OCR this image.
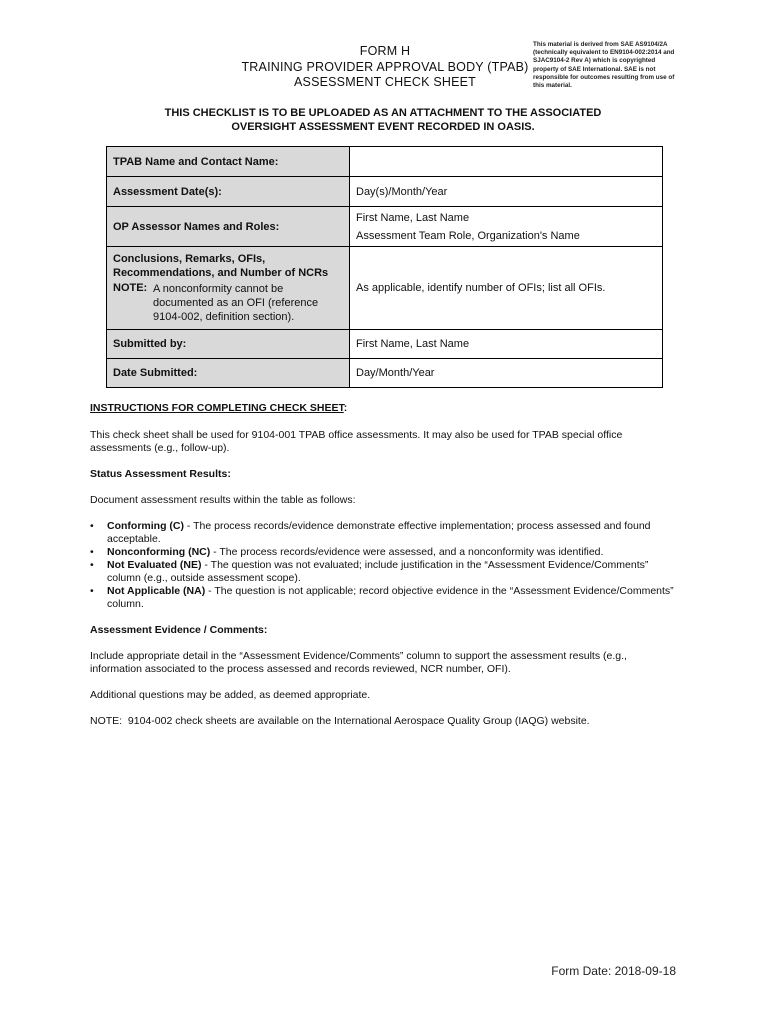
FORM H
TRAINING PROVIDER APPROVAL BODY (TPAB)
ASSESSMENT CHECK SHEET
This material is derived from SAE AS9104/2A (technically equivalent to EN9104-002:2014 and SJAC9104-2 Rev A) which is copyrighted property of SAE International. SAE is not responsible for outcomes resulting from use of this material.
THIS CHECKLIST IS TO BE UPLOADED AS AN ATTACHMENT TO THE ASSOCIATED
OVERSIGHT ASSESSMENT EVENT RECORDED IN OASIS.
TPAB Name and Contact Name:	
Assessment Date(s):	Day(s)/Month/Year
OP Assessor Names and Roles:	First Name, Last Name
Assessment Team Role, Organization's Name

Conclusions, Remarks, OFIs, Recommendations, and Number of NCRs
NOTE: A nonconformity cannot be documented as an OFI (reference 9104-002, definition section).	As applicable, identify number of OFIs; list all OFIs.
Submitted by:	First Name, Last Name
Date Submitted:	Day/Month/Year

INSTRUCTIONS FOR COMPLETING CHECK SHEET:

This check sheet shall be used for 9104-001 TPAB office assessments. It may also be used for TPAB special office assessments (e.g., follow-up).

Status Assessment Results:

Document assessment results within the table as follows:

• Conforming (C) - The process records/evidence demonstrate effective implementation; process assessed and found acceptable.
• Nonconforming (NC) - The process records/evidence were assessed, and a nonconformity was identified.
• Not Evaluated (NE) - The question was not evaluated; include justification in the “Assessment Evidence/Comments” column (e.g., outside assessment scope).
• Not Applicable (NA) - The question is not applicable; record objective evidence in the “Assessment Evidence/Comments” column.

Assessment Evidence / Comments:

Include appropriate detail in the “Assessment Evidence/Comments” column to support the assessment results (e.g., information associated to the process assessed and records reviewed, NCR number, OFI).

Additional questions may be added, as deemed appropriate.

NOTE:  9104-002 check sheets are available on the International Aerospace Quality Group (IAQG) website.

Form Date: 2018-09-18
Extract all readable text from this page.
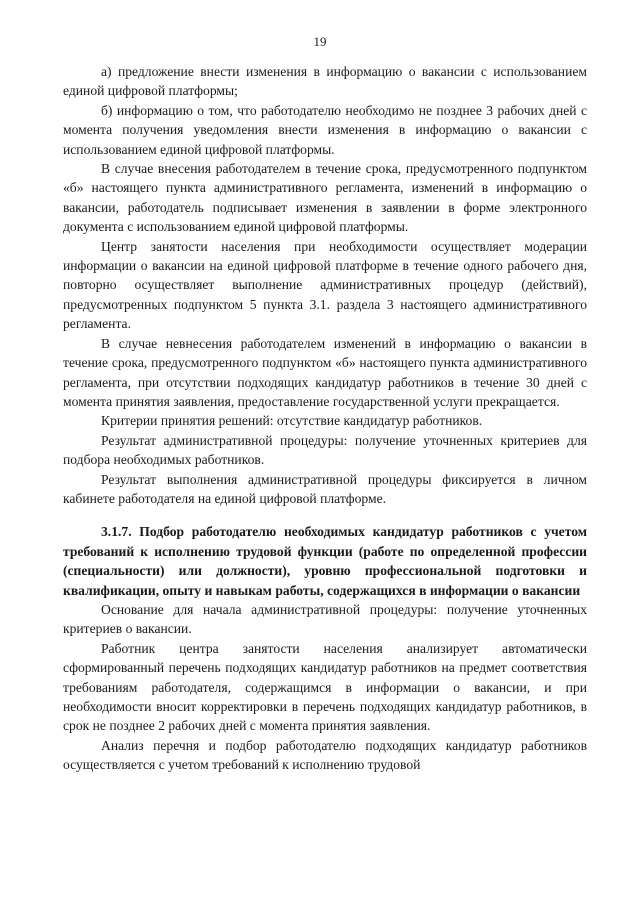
19

а) предложение внести изменения в информацию о вакансии с использованием единой цифровой платформы;

б) информацию о том, что работодателю необходимо не позднее 3 рабочих дней с момента получения уведомления внести изменения в информацию о вакансии с использованием единой цифровой платформы.

В случае внесения работодателем в течение срока, предусмотренного подпунктом «б» настоящего пункта административного регламента, изменений в информацию о вакансии, работодатель подписывает изменения в заявлении в форме электронного документа с использованием единой цифровой платформы.

Центр занятости населения при необходимости осуществляет модерации информации о вакансии на единой цифровой платформе в течение одного рабочего дня, повторно осуществляет выполнение административных процедур (действий), предусмотренных подпунктом 5 пункта 3.1. раздела 3 настоящего административного регламента.

В случае невнесения работодателем изменений в информацию о вакансии в течение срока, предусмотренного подпунктом «б» настоящего пункта административного регламента, при отсутствии подходящих кандидатур работников в течение 30 дней с момента принятия заявления, предоставление государственной услуги прекращается.

Критерии принятия решений: отсутствие кандидатур работников.

Результат административной процедуры: получение уточненных критериев для подбора необходимых работников.

Результат выполнения административной процедуры фиксируется в личном кабинете работодателя на единой цифровой платформе.

3.1.7. Подбор работодателю необходимых кандидатур работников с учетом требований к исполнению трудовой функции (работе по определенной профессии (специальности) или должности), уровню профессиональной подготовки и квалификации, опыту и навыкам работы, содержащихся в информации о вакансии

Основание для начала административной процедуры: получение уточненных критериев о вакансии.

Работник центра занятости населения анализирует автоматически сформированный перечень подходящих кандидатур работников на предмет соответствия требованиям работодателя, содержащимся в информации о вакансии, и при необходимости вносит корректировки в перечень подходящих кандидатур работников, в срок не позднее 2 рабочих дней с момента принятия заявления.

Анализ перечня и подбор работодателю подходящих кандидатур работников осуществляется с учетом требований к исполнению трудовой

● ● ● ● ● ● ●

## [Task goal]
Copy each line containing the word "Month" from the data.

## [Answer to the exercise]
Assessment Date(s):	Day(s)/Month/Year
Date Submitted:	Day/Month/Year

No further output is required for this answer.